→ **TASK INSTRUCTIONS**:
Recast every line of the entries below as a Markdown table with the columns No. and Text, where No. is the row number and Text is the line itself. Skip any blank lines.

→ **MATERIAL**:

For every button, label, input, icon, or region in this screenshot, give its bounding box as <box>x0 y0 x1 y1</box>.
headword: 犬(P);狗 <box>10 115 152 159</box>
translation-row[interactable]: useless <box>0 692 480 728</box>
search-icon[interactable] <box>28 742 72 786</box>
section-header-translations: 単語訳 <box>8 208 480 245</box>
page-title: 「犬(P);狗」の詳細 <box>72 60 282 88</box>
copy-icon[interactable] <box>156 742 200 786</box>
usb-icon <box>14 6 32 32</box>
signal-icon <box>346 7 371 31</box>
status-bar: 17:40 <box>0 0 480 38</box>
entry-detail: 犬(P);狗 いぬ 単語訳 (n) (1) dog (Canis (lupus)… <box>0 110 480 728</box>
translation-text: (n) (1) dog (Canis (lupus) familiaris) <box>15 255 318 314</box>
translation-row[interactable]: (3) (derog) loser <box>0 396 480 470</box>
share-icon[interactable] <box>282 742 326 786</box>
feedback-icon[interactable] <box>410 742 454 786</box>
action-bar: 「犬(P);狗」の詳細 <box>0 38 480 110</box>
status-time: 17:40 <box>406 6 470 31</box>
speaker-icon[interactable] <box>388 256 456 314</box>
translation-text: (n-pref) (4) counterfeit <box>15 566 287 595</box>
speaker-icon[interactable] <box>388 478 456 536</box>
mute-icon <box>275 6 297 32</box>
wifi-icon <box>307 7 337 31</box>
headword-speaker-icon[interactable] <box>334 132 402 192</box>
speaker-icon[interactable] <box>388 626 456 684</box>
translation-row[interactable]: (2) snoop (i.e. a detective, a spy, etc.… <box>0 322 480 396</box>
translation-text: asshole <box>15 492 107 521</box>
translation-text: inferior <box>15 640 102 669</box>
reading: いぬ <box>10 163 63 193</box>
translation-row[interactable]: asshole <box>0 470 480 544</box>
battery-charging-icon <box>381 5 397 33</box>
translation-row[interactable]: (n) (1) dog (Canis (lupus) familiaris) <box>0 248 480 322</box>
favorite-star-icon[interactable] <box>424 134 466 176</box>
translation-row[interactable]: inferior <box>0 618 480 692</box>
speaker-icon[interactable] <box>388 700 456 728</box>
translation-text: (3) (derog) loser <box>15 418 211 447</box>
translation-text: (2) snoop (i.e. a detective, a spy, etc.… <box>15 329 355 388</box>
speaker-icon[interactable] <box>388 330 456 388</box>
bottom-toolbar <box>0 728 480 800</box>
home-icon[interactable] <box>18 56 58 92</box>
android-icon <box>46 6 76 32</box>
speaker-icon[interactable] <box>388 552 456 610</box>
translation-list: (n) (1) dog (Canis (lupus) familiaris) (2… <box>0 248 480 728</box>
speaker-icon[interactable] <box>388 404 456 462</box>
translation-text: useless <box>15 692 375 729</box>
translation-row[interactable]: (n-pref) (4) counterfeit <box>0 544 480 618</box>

→ **WORKED SOLUTION**:
| No. | Text |
|---|---|
| 1 | For every button, label, input, icon, or region in this screenshot, give its bounding box as <box>x0 y0 x1 y1</box>. |
| 2 | headword: 犬(P);狗 <box>10 115 152 159</box> |
| 3 | translation-row[interactable]: useless <box>0 692 480 728</box> |
| 4 | search-icon[interactable] <box>28 742 72 786</box> |
| 5 | section-header-translations: 単語訳 <box>8 208 480 245</box> |
| 6 | page-title: 「犬(P);狗」の詳細 <box>72 60 282 88</box> |
| 7 | copy-icon[interactable] <box>156 742 200 786</box> |
| 8 | usb-icon <box>14 6 32 32</box> |
| 9 | signal-icon <box>346 7 371 31</box> |
| 10 | status-bar: 17:40 <box>0 0 480 38</box> |
| 11 | entry-detail: 犬(P);狗 いぬ 単語訳 (n) (1) dog (Canis (lupus)… <box>0 110 480 728</box> |
| 12 | translation-text: (n) (1) dog (Canis (lupus) familiaris) <box>15 255 318 314</box> |
| 13 | translation-row[interactable]: (3) (derog) loser <box>0 396 480 470</box> |
| 14 | share-icon[interactable] <box>282 742 326 786</box> |
| 15 | feedback-icon[interactable] <box>410 742 454 786</box> |
| 16 | action-bar: 「犬(P);狗」の詳細 <box>0 38 480 110</box> |
| 17 | status-time: 17:40 <box>406 6 470 31</box> |
| 18 | speaker-icon[interactable] <box>388 256 456 314</box> |
| 19 | translation-text: (n-pref) (4) counterfeit <box>15 566 287 595</box> |
| 20 | speaker-icon[interactable] <box>388 478 456 536</box> |
| 21 | mute-icon <box>275 6 297 32</box> |
| 22 | wifi-icon <box>307 7 337 31</box> |
| 23 | headword-speaker-icon[interactable] <box>334 132 402 192</box> |
| 24 | speaker-icon[interactable] <box>388 626 456 684</box> |
| 25 | translation-row[interactable]: (2) snoop (i.e. a detective, a spy, etc.… <box>0 322 480 396</box> |
| 26 | translation-text: asshole <box>15 492 107 521</box> |
| 27 | translation-text: inferior <box>15 640 102 669</box> |
| 28 | reading: いぬ <box>10 163 63 193</box> |
| 29 | translation-row[interactable]: asshole <box>0 470 480 544</box> |
| 30 | battery-charging-icon <box>381 5 397 33</box> |
| 31 | translation-row[interactable]: (n) (1) dog (Canis (lupus) familiaris) <box>0 248 480 322</box> |
| 32 | favorite-star-icon[interactable] <box>424 134 466 176</box> |
| 33 | translation-row[interactable]: inferior <box>0 618 480 692</box> |
| 34 | speaker-icon[interactable] <box>388 700 456 728</box> |
| 35 | translation-text: (3) (derog) loser <box>15 418 211 447</box> |
| 36 | translation-text: (2) snoop (i.e. a detective, a spy, etc.… <box>15 329 355 388</box> |
| 37 | speaker-icon[interactable] <box>388 330 456 388</box> |
| 38 | bottom-toolbar <box>0 728 480 800</box> |
| 39 | home-icon[interactable] <box>18 56 58 92</box> |
| 40 | android-icon <box>46 6 76 32</box> |
| 41 | speaker-icon[interactable] <box>388 552 456 610</box> |
| 42 | translation-list: (n) (1) dog (Canis (lupus) familiaris) (2… <box>0 248 480 728</box> |
| 43 | speaker-icon[interactable] <box>388 404 456 462</box> |
| 44 | translation-text: useless <box>15 692 375 729</box> |
| 45 | translation-row[interactable]: (n-pref) (4) counterfeit <box>0 544 480 618</box> |